▶ _Stored rows_:
......

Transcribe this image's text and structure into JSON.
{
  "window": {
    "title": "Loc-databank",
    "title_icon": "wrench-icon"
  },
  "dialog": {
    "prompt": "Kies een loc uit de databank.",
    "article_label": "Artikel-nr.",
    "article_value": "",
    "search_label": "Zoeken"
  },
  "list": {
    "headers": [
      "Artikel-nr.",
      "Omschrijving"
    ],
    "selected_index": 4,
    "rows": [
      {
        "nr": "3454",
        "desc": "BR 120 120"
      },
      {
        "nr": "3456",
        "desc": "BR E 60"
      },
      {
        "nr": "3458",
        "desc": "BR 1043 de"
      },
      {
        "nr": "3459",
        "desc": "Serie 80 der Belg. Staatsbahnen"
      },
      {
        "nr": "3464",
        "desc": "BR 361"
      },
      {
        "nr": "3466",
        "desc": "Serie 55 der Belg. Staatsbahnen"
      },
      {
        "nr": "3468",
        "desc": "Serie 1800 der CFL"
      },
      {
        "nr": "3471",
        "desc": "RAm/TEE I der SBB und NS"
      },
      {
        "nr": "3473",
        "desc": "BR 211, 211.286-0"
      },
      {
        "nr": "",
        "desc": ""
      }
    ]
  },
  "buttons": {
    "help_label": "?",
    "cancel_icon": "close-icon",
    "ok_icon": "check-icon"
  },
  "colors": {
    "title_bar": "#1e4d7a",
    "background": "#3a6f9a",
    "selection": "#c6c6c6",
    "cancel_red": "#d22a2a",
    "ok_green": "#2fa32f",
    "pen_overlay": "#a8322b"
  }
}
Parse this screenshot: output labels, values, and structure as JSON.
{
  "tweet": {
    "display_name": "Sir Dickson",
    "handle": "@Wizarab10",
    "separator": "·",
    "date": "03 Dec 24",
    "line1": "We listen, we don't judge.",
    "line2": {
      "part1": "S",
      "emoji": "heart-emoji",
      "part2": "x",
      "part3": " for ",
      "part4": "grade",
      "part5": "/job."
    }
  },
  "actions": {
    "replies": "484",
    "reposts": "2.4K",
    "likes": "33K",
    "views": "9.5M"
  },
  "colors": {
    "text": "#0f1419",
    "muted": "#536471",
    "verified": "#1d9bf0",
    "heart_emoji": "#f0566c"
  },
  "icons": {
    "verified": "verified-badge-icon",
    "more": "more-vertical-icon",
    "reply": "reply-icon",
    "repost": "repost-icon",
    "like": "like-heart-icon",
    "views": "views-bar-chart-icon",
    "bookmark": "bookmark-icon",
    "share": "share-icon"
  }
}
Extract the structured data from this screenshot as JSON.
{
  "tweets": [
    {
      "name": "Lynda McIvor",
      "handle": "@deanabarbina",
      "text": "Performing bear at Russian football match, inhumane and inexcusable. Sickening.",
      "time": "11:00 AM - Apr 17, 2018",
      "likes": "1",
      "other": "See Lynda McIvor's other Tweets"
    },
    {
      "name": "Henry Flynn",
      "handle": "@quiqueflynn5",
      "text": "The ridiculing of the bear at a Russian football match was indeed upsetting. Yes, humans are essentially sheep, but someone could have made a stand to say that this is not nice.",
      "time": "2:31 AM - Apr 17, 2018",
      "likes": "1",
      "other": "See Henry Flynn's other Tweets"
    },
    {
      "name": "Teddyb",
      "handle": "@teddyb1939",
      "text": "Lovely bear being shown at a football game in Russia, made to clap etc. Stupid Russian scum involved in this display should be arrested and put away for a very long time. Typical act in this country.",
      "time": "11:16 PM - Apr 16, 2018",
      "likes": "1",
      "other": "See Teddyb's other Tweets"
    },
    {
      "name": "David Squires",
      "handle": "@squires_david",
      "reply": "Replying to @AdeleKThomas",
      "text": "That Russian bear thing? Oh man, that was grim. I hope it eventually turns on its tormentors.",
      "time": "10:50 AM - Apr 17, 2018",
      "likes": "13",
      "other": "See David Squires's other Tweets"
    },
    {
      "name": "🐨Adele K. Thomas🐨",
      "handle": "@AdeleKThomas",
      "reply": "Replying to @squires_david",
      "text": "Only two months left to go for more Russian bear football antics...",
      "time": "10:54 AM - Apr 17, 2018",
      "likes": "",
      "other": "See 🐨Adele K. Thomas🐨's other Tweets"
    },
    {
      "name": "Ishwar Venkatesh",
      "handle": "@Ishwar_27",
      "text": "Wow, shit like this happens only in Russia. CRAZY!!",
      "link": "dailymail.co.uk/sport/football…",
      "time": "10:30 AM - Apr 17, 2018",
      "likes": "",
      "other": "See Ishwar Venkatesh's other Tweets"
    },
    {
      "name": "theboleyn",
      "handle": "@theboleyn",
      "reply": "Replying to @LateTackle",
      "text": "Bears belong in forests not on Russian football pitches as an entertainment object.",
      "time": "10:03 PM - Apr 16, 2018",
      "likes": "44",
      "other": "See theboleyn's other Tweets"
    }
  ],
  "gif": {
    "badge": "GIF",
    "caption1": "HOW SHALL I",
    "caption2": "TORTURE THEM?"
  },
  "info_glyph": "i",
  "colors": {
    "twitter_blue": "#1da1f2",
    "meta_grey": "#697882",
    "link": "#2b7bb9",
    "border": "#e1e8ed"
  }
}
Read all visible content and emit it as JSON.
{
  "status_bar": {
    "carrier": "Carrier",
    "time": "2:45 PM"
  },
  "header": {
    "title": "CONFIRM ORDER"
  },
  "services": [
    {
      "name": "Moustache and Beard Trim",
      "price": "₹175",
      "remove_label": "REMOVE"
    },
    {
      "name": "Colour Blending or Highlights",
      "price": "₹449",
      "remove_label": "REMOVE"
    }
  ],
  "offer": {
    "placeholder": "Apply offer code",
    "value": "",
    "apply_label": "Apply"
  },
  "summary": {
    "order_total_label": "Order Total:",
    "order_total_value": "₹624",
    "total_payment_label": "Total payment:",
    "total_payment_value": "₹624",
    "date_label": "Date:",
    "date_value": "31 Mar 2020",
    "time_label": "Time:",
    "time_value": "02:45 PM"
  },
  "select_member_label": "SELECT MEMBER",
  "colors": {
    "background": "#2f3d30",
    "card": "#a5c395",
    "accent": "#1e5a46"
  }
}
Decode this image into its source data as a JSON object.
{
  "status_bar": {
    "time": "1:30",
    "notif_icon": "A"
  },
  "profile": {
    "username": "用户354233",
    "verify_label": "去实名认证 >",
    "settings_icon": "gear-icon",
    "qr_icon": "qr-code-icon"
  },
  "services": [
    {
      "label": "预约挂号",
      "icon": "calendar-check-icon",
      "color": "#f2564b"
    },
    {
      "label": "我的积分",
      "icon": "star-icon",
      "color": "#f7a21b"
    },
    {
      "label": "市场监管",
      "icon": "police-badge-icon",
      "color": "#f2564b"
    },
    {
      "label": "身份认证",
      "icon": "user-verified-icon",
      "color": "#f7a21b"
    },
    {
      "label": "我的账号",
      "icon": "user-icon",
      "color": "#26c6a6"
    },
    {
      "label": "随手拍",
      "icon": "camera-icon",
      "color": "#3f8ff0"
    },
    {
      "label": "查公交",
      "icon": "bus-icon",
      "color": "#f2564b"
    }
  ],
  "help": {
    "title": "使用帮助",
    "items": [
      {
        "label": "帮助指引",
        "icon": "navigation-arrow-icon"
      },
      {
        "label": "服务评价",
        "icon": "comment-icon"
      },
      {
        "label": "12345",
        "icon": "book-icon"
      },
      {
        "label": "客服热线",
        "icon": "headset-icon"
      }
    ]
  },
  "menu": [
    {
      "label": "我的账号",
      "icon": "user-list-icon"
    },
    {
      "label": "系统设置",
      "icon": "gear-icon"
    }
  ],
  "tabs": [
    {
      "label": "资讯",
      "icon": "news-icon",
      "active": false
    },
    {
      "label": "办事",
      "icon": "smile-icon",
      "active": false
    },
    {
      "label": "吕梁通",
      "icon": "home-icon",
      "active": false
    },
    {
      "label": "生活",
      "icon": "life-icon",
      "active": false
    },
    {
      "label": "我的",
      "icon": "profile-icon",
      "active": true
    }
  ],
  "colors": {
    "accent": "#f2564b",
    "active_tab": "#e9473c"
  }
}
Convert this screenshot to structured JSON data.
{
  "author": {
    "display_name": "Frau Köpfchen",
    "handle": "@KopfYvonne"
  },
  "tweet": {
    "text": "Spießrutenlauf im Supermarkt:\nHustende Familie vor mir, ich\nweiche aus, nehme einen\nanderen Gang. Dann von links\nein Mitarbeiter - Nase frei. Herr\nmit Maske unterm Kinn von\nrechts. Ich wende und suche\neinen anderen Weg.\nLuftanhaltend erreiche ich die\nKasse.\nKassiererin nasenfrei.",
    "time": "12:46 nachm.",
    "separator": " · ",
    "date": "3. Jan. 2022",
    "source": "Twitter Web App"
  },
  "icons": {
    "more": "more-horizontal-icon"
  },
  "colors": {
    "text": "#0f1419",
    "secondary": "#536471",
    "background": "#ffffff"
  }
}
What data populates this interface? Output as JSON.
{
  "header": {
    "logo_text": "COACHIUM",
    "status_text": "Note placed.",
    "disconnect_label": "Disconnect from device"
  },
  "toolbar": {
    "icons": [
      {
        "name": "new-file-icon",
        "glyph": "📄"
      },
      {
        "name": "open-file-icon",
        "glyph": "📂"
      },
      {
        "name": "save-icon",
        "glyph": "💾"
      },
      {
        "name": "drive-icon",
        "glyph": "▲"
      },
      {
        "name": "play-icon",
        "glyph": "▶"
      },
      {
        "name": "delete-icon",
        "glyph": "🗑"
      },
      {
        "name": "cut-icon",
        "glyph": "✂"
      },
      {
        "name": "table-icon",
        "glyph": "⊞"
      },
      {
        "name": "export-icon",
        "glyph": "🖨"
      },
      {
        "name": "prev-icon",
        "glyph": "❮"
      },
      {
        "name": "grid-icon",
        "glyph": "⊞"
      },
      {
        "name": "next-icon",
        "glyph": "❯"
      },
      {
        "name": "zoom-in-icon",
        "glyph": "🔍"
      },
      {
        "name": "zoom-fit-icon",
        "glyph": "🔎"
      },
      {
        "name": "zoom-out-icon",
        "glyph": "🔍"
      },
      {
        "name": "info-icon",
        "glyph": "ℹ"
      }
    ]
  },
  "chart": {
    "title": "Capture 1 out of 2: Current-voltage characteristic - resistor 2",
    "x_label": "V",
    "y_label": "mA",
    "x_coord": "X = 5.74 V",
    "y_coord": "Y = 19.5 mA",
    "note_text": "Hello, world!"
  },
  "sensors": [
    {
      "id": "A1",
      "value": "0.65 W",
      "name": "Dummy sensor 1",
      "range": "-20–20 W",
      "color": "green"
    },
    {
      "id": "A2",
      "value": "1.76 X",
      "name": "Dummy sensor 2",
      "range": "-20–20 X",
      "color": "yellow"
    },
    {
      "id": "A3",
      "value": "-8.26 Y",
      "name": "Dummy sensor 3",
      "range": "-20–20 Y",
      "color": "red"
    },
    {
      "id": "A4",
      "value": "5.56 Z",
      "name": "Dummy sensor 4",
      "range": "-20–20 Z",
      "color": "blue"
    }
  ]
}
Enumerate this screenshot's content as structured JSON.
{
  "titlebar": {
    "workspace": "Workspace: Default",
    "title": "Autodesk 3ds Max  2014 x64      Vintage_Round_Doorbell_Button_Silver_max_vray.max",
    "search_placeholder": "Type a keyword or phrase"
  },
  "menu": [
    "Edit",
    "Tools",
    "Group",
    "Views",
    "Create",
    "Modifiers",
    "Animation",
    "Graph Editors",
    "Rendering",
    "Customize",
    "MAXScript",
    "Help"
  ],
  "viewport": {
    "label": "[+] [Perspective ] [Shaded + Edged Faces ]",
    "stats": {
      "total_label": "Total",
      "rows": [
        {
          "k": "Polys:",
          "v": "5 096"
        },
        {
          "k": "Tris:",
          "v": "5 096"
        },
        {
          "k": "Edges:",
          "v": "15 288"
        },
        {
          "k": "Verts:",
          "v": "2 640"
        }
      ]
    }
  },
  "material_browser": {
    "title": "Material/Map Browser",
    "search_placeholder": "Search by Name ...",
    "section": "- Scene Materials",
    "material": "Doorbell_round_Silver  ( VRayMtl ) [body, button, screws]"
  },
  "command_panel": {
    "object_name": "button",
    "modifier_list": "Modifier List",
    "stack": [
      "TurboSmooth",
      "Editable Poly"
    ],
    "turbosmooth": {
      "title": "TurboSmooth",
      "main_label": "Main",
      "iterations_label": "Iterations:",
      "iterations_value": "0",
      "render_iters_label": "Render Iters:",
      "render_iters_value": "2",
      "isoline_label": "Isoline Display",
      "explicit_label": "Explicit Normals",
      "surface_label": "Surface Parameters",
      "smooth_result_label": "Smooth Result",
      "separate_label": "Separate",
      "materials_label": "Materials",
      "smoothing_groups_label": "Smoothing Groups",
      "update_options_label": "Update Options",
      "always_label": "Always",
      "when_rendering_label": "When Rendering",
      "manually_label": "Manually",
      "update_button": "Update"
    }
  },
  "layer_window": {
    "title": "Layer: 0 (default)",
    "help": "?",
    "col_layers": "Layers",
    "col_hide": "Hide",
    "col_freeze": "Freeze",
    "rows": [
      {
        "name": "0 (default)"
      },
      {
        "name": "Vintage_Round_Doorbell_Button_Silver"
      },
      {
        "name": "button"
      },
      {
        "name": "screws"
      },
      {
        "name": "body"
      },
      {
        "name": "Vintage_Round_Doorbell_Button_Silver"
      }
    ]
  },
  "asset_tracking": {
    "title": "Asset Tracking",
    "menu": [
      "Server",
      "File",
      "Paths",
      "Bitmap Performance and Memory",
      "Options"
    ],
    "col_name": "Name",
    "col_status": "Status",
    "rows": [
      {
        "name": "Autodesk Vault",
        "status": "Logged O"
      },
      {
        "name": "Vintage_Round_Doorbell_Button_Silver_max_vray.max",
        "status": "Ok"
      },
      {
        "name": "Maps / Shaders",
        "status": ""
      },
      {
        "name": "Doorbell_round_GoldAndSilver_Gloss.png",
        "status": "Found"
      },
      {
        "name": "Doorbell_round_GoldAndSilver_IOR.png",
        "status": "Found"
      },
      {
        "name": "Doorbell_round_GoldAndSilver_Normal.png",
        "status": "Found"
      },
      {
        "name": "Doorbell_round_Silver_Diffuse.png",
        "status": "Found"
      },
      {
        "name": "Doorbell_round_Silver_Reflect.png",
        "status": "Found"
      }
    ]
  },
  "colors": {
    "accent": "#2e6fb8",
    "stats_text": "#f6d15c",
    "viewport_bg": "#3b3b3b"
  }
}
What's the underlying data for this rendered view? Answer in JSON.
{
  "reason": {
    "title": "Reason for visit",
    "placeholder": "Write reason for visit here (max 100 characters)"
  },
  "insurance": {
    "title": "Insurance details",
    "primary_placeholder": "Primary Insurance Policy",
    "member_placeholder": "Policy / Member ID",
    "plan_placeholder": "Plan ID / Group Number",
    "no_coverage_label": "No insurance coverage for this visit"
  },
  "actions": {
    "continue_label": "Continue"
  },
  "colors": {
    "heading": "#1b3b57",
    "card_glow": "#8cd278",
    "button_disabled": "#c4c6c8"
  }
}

......

▶ _Do this_: Show, from the material above, each line that includes the string "Serie".

▶ _Answer in full_:
        "desc": "Serie 80 der Belg. Staatsbahnen"
        "desc": "Serie 55 der Belg. Staatsbahnen"
        "desc": "Serie 1800 der CFL"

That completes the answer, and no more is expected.